(Dataset rows about figures)
——

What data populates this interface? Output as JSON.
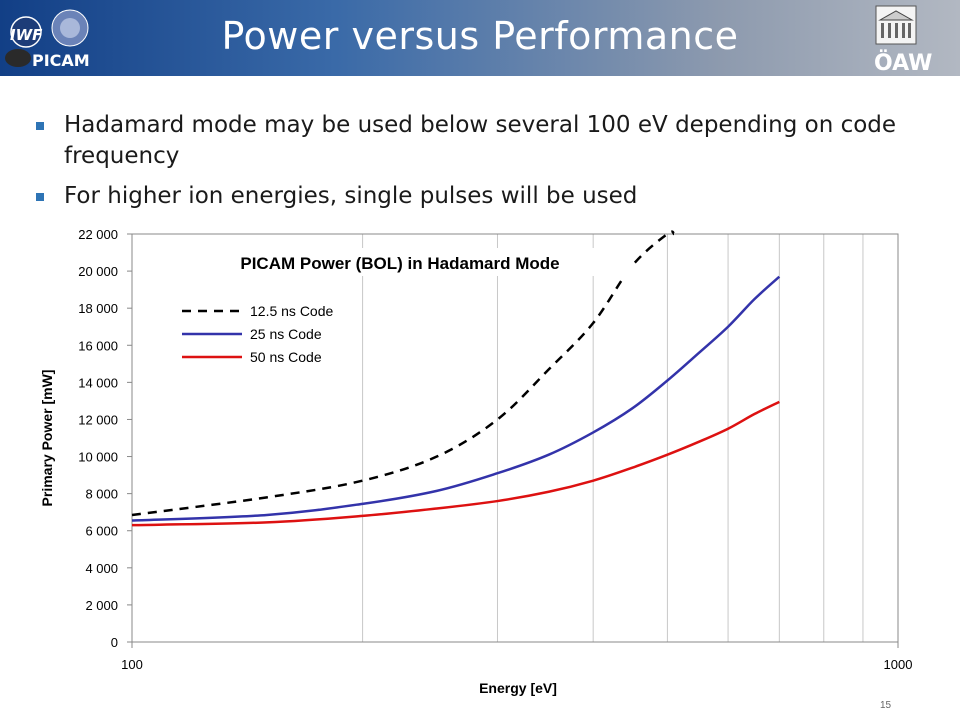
{
  "slide": {
    "title": "Power versus Performance",
    "logo_left_text": "IWF",
    "logo_left_sub": "PICAM",
    "logo_right_text": "ÖAW",
    "bullets": [
      "Hadamard mode may be used below several 100 eV depending on code frequency",
      "For higher ion energies, single pulses will be used"
    ],
    "page_number": "15"
  },
  "chart_data": {
    "type": "line",
    "title": "PICAM Power (BOL) in Hadamard Mode",
    "xlabel": "Energy [eV]",
    "ylabel": "Primary Power [mW]",
    "x_scale": "log",
    "xlim": [
      100,
      1000
    ],
    "ylim": [
      0,
      22000
    ],
    "x_ticks": [
      100,
      1000
    ],
    "x_tick_labels": [
      "100",
      "1000"
    ],
    "y_ticks": [
      0,
      2000,
      4000,
      6000,
      8000,
      10000,
      12000,
      14000,
      16000,
      18000,
      20000,
      22000
    ],
    "y_tick_labels": [
      "0",
      "2 000",
      "4 000",
      "6 000",
      "8 000",
      "10 000",
      "12 000",
      "14 000",
      "16 000",
      "18 000",
      "20 000",
      "22 000"
    ],
    "grid": "vertical",
    "legend_position": "top-left",
    "series": [
      {
        "name": "12.5 ns Code",
        "color": "#000000",
        "dash": true,
        "x": [
          100,
          150,
          200,
          250,
          300,
          350,
          400,
          450,
          500,
          510
        ],
        "y": [
          6850,
          7800,
          8700,
          10000,
          12000,
          14700,
          17200,
          20300,
          22000,
          22000
        ]
      },
      {
        "name": "25 ns Code",
        "color": "#3333aa",
        "dash": false,
        "x": [
          100,
          150,
          200,
          250,
          300,
          350,
          400,
          450,
          500,
          550,
          600,
          650,
          700
        ],
        "y": [
          6550,
          6850,
          7450,
          8150,
          9100,
          10100,
          11300,
          12600,
          14100,
          15600,
          17000,
          18500,
          19700
        ]
      },
      {
        "name": "50 ns Code",
        "color": "#dd1111",
        "dash": false,
        "x": [
          100,
          150,
          200,
          250,
          300,
          350,
          400,
          450,
          500,
          550,
          600,
          650,
          700
        ],
        "y": [
          6300,
          6450,
          6800,
          7200,
          7600,
          8100,
          8700,
          9400,
          10100,
          10800,
          11500,
          12300,
          12950
        ]
      }
    ]
  }
}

——

* _Job_
Transcribe the records above exactly, leaving out every picture.

* _Final answer_
What data populates this interface? Output as JSON.
{
  "slide": {
    "title": "Power versus Performance",
    "logo_left_text": "IWF",
    "logo_left_sub": "PICAM",
    "logo_right_text": "ÖAW",
    "bullets": [
      "Hadamard mode may be used below several 100 eV depending on code frequency",
      "For higher ion energies, single pulses will be used"
    ],
    "page_number": "15"
  },
  "chart_data": {
    "type": "line",
    "title": "PICAM Power (BOL) in Hadamard Mode",
    "xlabel": "Energy [eV]",
    "ylabel": "Primary Power [mW]",
    "x_scale": "log",
    "xlim": [
      100,
      1000
    ],
    "ylim": [
      0,
      22000
    ],
    "x_ticks": [
      100,
      1000
    ],
    "x_tick_labels": [
      "100",
      "1000"
    ],
    "y_ticks": [
      0,
      2000,
      4000,
      6000,
      8000,
      10000,
      12000,
      14000,
      16000,
      18000,
      20000,
      22000
    ],
    "y_tick_labels": [
      "0",
      "2 000",
      "4 000",
      "6 000",
      "8 000",
      "10 000",
      "12 000",
      "14 000",
      "16 000",
      "18 000",
      "20 000",
      "22 000"
    ],
    "grid": "vertical",
    "legend_position": "top-left",
    "series": [
      {
        "name": "12.5 ns Code",
        "color": "#000000",
        "dash": true,
        "x": [
          100,
          150,
          200,
          250,
          300,
          350,
          400,
          450,
          500,
          510
        ],
        "y": [
          6850,
          7800,
          8700,
          10000,
          12000,
          14700,
          17200,
          20300,
          22000,
          22000
        ]
      },
      {
        "name": "25 ns Code",
        "color": "#3333aa",
        "dash": false,
        "x": [
          100,
          150,
          200,
          250,
          300,
          350,
          400,
          450,
          500,
          550,
          600,
          650,
          700
        ],
        "y": [
          6550,
          6850,
          7450,
          8150,
          9100,
          10100,
          11300,
          12600,
          14100,
          15600,
          17000,
          18500,
          19700
        ]
      },
      {
        "name": "50 ns Code",
        "color": "#dd1111",
        "dash": false,
        "x": [
          100,
          150,
          200,
          250,
          300,
          350,
          400,
          450,
          500,
          550,
          600,
          650,
          700
        ],
        "y": [
          6300,
          6450,
          6800,
          7200,
          7600,
          8100,
          8700,
          9400,
          10100,
          10800,
          11500,
          12300,
          12950
        ]
      }
    ]
  }
}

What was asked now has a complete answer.